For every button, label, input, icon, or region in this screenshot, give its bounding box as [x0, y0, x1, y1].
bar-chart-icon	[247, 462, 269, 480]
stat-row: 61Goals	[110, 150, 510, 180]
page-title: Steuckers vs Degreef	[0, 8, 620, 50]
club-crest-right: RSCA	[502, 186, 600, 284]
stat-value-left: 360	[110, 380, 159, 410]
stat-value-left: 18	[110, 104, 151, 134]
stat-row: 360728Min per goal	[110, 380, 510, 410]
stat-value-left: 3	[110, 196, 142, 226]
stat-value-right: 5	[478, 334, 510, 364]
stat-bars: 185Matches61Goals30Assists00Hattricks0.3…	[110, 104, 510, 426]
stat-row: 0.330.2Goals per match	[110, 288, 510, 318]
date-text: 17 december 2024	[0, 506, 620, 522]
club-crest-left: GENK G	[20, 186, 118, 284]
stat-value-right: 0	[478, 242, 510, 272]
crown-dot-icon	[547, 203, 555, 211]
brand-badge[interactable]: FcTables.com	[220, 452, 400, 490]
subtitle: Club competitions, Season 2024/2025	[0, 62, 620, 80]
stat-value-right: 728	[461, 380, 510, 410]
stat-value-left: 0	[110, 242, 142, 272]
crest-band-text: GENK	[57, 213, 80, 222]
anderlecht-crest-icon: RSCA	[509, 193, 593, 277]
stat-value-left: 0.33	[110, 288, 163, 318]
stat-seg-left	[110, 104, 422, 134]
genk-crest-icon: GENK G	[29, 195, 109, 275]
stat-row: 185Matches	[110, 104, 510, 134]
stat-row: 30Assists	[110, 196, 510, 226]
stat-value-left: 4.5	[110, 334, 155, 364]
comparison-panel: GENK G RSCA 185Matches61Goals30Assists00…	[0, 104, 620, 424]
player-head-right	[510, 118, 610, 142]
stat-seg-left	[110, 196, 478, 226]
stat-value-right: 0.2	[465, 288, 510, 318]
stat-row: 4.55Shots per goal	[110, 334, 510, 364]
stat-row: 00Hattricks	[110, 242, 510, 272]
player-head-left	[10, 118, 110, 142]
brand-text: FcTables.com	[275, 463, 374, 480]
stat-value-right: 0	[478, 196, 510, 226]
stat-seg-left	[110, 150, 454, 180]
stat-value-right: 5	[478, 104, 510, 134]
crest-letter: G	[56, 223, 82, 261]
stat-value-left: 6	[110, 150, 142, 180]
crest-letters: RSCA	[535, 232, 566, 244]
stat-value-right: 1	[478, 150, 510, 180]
=======
◆ Goal
Find each line in the data above that contains the string "head", and copy those lines in full. Case counts.

◆ The completed task
player-head-right	[510, 118, 610, 142]
player-head-left	[10, 118, 110, 142]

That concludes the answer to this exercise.